» PROVIDED DATA

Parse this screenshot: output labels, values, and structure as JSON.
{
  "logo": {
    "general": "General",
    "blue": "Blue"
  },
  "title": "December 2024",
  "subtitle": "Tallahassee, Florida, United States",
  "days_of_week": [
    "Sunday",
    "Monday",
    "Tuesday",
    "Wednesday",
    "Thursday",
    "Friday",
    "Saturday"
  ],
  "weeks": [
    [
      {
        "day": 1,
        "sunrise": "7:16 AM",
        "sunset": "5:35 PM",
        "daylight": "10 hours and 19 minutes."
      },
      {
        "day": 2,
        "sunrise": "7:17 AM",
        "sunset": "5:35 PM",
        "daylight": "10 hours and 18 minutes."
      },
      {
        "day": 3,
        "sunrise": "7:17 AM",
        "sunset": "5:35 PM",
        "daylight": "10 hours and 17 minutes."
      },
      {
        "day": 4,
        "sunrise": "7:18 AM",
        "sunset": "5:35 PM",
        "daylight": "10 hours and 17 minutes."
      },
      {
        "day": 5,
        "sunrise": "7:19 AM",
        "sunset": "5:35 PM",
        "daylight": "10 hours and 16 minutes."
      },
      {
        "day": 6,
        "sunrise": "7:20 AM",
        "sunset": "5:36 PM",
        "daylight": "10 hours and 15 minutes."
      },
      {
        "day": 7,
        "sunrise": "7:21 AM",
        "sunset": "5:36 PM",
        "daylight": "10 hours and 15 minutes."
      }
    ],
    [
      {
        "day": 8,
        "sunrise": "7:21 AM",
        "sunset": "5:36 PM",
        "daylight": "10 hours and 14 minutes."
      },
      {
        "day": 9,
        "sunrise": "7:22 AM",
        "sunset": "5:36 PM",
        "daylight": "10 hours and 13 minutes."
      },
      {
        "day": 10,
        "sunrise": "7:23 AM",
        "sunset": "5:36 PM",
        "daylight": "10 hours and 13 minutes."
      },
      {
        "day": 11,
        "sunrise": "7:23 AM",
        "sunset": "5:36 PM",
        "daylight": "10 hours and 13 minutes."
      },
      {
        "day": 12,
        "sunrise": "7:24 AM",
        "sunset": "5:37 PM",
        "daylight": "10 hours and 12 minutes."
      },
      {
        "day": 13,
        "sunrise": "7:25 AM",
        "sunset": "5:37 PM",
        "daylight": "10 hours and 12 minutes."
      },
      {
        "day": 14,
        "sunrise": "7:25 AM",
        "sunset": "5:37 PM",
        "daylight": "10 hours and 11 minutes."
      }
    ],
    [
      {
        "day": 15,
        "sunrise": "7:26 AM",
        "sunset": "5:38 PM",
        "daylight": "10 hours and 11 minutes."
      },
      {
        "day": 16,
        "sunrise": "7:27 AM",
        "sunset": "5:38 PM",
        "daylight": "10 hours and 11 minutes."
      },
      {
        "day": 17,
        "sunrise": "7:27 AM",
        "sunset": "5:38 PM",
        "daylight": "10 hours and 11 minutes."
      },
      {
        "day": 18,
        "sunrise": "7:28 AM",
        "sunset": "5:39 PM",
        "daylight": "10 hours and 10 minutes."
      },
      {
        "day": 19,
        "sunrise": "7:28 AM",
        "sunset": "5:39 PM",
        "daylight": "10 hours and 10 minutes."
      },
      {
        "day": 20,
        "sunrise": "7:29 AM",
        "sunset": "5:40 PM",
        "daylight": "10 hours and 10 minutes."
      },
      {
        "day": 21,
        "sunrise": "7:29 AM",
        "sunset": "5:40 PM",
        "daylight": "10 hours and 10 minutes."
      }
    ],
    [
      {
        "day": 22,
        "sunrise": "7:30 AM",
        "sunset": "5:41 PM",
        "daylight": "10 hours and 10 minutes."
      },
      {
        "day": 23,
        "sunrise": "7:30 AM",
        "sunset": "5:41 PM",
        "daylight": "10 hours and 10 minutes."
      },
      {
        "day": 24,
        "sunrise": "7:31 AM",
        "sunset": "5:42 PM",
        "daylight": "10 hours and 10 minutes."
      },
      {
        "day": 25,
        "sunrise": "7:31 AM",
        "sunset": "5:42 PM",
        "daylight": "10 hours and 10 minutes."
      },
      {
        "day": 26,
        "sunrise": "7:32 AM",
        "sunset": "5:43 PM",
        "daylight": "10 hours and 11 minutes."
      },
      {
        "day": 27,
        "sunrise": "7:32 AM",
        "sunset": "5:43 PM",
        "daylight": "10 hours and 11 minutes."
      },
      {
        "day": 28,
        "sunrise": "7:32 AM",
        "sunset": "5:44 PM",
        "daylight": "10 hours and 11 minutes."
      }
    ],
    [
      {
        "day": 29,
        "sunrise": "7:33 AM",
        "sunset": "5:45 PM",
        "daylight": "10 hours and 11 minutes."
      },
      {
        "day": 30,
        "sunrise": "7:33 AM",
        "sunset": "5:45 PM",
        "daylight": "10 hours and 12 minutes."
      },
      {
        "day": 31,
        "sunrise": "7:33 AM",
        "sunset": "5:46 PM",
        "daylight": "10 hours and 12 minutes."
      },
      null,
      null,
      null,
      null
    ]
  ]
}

» THE PROBLEM
The listing above should be transcribed in full, exactly as written.

» RESPONSE TO THE EXERCISE
Parse this screenshot: output labels, values, and structure as JSON.
{
  "logo": {
    "general": "General",
    "blue": "Blue"
  },
  "title": "December 2024",
  "subtitle": "Tallahassee, Florida, United States",
  "days_of_week": [
    "Sunday",
    "Monday",
    "Tuesday",
    "Wednesday",
    "Thursday",
    "Friday",
    "Saturday"
  ],
  "weeks": [
    [
      {
        "day": 1,
        "sunrise": "7:16 AM",
        "sunset": "5:35 PM",
        "daylight": "10 hours and 19 minutes."
      },
      {
        "day": 2,
        "sunrise": "7:17 AM",
        "sunset": "5:35 PM",
        "daylight": "10 hours and 18 minutes."
      },
      {
        "day": 3,
        "sunrise": "7:17 AM",
        "sunset": "5:35 PM",
        "daylight": "10 hours and 17 minutes."
      },
      {
        "day": 4,
        "sunrise": "7:18 AM",
        "sunset": "5:35 PM",
        "daylight": "10 hours and 17 minutes."
      },
      {
        "day": 5,
        "sunrise": "7:19 AM",
        "sunset": "5:35 PM",
        "daylight": "10 hours and 16 minutes."
      },
      {
        "day": 6,
        "sunrise": "7:20 AM",
        "sunset": "5:36 PM",
        "daylight": "10 hours and 15 minutes."
      },
      {
        "day": 7,
        "sunrise": "7:21 AM",
        "sunset": "5:36 PM",
        "daylight": "10 hours and 15 minutes."
      }
    ],
    [
      {
        "day": 8,
        "sunrise": "7:21 AM",
        "sunset": "5:36 PM",
        "daylight": "10 hours and 14 minutes."
      },
      {
        "day": 9,
        "sunrise": "7:22 AM",
        "sunset": "5:36 PM",
        "daylight": "10 hours and 13 minutes."
      },
      {
        "day": 10,
        "sunrise": "7:23 AM",
        "sunset": "5:36 PM",
        "daylight": "10 hours and 13 minutes."
      },
      {
        "day": 11,
        "sunrise": "7:23 AM",
        "sunset": "5:36 PM",
        "daylight": "10 hours and 13 minutes."
      },
      {
        "day": 12,
        "sunrise": "7:24 AM",
        "sunset": "5:37 PM",
        "daylight": "10 hours and 12 minutes."
      },
      {
        "day": 13,
        "sunrise": "7:25 AM",
        "sunset": "5:37 PM",
        "daylight": "10 hours and 12 minutes."
      },
      {
        "day": 14,
        "sunrise": "7:25 AM",
        "sunset": "5:37 PM",
        "daylight": "10 hours and 11 minutes."
      }
    ],
    [
      {
        "day": 15,
        "sunrise": "7:26 AM",
        "sunset": "5:38 PM",
        "daylight": "10 hours and 11 minutes."
      },
      {
        "day": 16,
        "sunrise": "7:27 AM",
        "sunset": "5:38 PM",
        "daylight": "10 hours and 11 minutes."
      },
      {
        "day": 17,
        "sunrise": "7:27 AM",
        "sunset": "5:38 PM",
        "daylight": "10 hours and 11 minutes."
      },
      {
        "day": 18,
        "sunrise": "7:28 AM",
        "sunset": "5:39 PM",
        "daylight": "10 hours and 10 minutes."
      },
      {
        "day": 19,
        "sunrise": "7:28 AM",
        "sunset": "5:39 PM",
        "daylight": "10 hours and 10 minutes."
      },
      {
        "day": 20,
        "sunrise": "7:29 AM",
        "sunset": "5:40 PM",
        "daylight": "10 hours and 10 minutes."
      },
      {
        "day": 21,
        "sunrise": "7:29 AM",
        "sunset": "5:40 PM",
        "daylight": "10 hours and 10 minutes."
      }
    ],
    [
      {
        "day": 22,
        "sunrise": "7:30 AM",
        "sunset": "5:41 PM",
        "daylight": "10 hours and 10 minutes."
      },
      {
        "day": 23,
        "sunrise": "7:30 AM",
        "sunset": "5:41 PM",
        "daylight": "10 hours and 10 minutes."
      },
      {
        "day": 24,
        "sunrise": "7:31 AM",
        "sunset": "5:42 PM",
        "daylight": "10 hours and 10 minutes."
      },
      {
        "day": 25,
        "sunrise": "7:31 AM",
        "sunset": "5:42 PM",
        "daylight": "10 hours and 10 minutes."
      },
      {
        "day": 26,
        "sunrise": "7:32 AM",
        "sunset": "5:43 PM",
        "daylight": "10 hours and 11 minutes."
      },
      {
        "day": 27,
        "sunrise": "7:32 AM",
        "sunset": "5:43 PM",
        "daylight": "10 hours and 11 minutes."
      },
      {
        "day": 28,
        "sunrise": "7:32 AM",
        "sunset": "5:44 PM",
        "daylight": "10 hours and 11 minutes."
      }
    ],
    [
      {
        "day": 29,
        "sunrise": "7:33 AM",
        "sunset": "5:45 PM",
        "daylight": "10 hours and 11 minutes."
      },
      {
        "day": 30,
        "sunrise": "7:33 AM",
        "sunset": "5:45 PM",
        "daylight": "10 hours and 12 minutes."
      },
      {
        "day": 31,
        "sunrise": "7:33 AM",
        "sunset": "5:46 PM",
        "daylight": "10 hours and 12 minutes."
      },
      null,
      null,
      null,
      null
    ]
  ]
}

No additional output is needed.